Task description
Note how many lines in the entries contain the string "Committee", then give that number and nothing else.

Source material

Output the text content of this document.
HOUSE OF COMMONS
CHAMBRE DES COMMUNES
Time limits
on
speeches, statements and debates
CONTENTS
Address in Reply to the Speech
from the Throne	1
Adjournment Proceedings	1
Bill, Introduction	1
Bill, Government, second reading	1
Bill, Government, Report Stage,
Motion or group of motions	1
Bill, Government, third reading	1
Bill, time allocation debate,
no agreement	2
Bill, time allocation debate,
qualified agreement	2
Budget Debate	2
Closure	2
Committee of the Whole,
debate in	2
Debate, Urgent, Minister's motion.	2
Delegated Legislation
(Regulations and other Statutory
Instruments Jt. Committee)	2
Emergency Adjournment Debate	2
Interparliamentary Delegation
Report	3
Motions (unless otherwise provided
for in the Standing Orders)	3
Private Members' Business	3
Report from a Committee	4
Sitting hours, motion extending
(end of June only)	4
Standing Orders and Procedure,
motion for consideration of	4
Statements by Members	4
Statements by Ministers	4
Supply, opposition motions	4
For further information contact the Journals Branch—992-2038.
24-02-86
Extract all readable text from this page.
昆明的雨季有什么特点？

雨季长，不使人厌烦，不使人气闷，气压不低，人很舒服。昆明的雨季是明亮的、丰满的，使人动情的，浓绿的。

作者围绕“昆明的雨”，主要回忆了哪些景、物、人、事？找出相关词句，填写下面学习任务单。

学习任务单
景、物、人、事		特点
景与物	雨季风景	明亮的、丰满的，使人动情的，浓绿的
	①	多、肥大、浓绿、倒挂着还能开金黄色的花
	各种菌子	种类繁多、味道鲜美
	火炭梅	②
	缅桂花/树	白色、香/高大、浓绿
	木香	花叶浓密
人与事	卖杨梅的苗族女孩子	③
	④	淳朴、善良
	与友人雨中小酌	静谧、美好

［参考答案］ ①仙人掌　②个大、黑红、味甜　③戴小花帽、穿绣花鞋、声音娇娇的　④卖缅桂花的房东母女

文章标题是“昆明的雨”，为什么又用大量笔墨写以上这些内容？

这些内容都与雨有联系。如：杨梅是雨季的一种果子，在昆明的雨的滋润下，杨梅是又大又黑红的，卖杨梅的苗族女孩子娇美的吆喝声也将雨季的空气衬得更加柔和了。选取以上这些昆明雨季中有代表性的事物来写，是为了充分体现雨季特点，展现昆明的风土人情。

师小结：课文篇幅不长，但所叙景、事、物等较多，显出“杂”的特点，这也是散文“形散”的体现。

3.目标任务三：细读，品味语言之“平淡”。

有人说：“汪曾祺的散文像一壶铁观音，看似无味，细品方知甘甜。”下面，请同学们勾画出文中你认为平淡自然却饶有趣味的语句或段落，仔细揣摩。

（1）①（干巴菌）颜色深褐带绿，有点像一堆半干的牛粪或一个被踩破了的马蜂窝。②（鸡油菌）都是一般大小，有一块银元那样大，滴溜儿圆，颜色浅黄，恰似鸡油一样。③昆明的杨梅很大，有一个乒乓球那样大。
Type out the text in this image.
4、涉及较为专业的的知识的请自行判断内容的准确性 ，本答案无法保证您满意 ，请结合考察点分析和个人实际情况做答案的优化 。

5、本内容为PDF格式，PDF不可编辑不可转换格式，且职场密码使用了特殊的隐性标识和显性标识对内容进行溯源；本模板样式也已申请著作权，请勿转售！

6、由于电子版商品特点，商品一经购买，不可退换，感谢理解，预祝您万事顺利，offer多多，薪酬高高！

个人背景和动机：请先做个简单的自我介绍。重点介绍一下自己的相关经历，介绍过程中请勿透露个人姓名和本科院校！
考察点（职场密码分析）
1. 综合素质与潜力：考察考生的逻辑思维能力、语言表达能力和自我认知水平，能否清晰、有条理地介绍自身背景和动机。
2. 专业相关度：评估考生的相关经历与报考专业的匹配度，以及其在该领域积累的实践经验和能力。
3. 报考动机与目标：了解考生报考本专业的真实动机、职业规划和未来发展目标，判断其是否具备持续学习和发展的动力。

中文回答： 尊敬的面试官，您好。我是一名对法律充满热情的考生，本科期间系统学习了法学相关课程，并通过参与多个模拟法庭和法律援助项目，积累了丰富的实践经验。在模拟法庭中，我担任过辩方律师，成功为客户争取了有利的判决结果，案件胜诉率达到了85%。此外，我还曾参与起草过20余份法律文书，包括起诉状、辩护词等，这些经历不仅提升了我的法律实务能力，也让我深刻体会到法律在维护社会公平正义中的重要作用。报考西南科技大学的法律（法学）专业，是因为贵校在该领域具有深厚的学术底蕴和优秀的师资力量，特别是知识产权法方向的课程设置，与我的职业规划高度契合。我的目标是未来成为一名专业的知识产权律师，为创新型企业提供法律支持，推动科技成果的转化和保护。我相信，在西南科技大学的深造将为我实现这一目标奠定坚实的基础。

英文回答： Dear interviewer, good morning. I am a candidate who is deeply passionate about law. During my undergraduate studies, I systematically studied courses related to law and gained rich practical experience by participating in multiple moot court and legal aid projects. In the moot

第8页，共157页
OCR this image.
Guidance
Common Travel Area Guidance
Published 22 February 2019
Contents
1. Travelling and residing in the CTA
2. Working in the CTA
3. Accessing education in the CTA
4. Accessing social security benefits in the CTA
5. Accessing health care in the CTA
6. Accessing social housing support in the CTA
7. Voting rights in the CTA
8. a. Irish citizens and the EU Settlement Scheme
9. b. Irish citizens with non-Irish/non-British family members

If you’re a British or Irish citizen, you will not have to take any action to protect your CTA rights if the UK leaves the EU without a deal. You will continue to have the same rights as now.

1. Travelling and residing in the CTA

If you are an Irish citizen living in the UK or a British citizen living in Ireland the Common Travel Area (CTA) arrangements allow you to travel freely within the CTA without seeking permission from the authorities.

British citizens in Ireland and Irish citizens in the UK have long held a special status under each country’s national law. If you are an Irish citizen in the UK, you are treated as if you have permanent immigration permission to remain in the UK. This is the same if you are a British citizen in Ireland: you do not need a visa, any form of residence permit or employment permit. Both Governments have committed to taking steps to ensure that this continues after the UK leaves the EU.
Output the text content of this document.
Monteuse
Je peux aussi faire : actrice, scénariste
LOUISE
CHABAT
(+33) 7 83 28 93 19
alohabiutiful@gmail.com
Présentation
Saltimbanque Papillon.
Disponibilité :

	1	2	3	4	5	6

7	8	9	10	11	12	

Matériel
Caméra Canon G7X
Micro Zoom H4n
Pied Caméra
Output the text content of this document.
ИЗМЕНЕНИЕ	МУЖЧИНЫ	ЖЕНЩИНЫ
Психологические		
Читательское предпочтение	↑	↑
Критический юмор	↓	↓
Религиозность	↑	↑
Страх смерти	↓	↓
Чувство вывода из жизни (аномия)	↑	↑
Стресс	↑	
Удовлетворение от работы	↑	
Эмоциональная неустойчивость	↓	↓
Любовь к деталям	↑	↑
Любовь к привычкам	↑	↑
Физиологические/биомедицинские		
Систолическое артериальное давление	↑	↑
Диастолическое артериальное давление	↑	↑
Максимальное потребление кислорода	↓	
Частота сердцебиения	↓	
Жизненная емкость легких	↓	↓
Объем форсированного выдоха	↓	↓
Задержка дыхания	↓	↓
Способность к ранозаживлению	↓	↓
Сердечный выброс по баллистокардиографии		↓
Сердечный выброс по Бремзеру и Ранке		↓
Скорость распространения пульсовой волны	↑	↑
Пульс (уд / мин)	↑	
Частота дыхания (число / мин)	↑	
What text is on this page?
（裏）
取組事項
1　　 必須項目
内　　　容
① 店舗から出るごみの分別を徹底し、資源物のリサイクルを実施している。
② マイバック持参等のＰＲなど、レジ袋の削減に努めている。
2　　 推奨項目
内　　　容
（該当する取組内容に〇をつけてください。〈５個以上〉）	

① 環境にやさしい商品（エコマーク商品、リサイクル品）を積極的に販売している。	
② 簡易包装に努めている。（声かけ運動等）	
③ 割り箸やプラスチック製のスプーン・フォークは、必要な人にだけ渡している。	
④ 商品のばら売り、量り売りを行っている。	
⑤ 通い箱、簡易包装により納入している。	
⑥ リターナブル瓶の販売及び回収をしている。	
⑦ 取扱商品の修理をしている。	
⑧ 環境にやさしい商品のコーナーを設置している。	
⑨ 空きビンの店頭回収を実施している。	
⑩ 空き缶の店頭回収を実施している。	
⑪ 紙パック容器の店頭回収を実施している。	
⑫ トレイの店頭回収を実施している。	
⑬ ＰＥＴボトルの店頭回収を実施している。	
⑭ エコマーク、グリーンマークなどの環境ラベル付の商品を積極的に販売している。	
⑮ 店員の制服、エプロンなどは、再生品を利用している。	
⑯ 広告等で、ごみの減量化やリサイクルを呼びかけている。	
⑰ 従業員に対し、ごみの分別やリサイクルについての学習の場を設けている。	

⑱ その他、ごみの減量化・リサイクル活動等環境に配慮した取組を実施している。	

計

The completed task
3